DIRECTIONS - Using the material that follows, identify and copy each line with the string "lemnar".

Records from a collection:
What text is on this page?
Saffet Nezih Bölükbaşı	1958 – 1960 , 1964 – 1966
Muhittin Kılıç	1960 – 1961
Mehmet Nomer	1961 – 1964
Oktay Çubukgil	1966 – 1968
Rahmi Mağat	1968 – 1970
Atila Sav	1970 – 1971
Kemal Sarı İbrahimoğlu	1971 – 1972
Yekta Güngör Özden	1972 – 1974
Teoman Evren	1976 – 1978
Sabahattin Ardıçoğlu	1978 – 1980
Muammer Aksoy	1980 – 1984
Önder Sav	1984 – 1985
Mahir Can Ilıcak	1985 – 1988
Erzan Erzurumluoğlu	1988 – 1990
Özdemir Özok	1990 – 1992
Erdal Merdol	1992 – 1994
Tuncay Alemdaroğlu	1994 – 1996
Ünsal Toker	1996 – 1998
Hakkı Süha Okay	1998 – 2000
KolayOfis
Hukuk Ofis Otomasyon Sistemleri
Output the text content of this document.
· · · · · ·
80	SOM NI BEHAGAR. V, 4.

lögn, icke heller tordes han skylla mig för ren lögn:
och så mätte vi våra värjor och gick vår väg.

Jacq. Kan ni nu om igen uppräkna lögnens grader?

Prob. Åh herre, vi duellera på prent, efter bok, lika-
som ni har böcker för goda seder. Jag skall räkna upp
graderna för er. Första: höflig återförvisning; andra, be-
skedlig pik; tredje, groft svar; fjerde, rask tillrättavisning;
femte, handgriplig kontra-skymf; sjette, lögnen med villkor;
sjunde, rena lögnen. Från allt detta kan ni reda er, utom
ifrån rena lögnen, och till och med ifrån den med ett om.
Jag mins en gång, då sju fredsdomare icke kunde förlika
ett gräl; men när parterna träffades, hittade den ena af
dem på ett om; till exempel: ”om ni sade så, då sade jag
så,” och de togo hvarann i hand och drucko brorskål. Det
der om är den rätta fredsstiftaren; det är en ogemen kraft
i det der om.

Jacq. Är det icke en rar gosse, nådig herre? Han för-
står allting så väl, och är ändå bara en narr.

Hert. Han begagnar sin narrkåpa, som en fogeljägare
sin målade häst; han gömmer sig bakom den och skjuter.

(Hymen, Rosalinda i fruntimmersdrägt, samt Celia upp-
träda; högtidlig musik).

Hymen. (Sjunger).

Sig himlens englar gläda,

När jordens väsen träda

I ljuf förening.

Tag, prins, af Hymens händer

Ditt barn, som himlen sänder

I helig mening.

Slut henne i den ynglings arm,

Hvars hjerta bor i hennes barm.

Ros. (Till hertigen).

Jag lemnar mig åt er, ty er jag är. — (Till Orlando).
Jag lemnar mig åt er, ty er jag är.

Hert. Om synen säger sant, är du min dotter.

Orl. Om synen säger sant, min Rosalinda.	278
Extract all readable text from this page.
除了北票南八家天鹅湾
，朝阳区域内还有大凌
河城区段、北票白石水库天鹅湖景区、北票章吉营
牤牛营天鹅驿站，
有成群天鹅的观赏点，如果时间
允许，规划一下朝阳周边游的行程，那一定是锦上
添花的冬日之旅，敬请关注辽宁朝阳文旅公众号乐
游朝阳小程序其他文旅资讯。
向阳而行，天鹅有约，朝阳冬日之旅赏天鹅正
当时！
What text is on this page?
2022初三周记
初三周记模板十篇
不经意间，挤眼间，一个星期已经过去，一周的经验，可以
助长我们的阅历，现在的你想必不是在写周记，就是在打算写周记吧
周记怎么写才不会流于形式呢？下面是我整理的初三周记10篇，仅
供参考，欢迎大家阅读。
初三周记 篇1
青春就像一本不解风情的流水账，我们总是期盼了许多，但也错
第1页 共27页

REPLY -
Jag lemnar mig åt er, ty er jag är. — (Till Orlando).
Jag lemnar mig åt er, ty er jag är.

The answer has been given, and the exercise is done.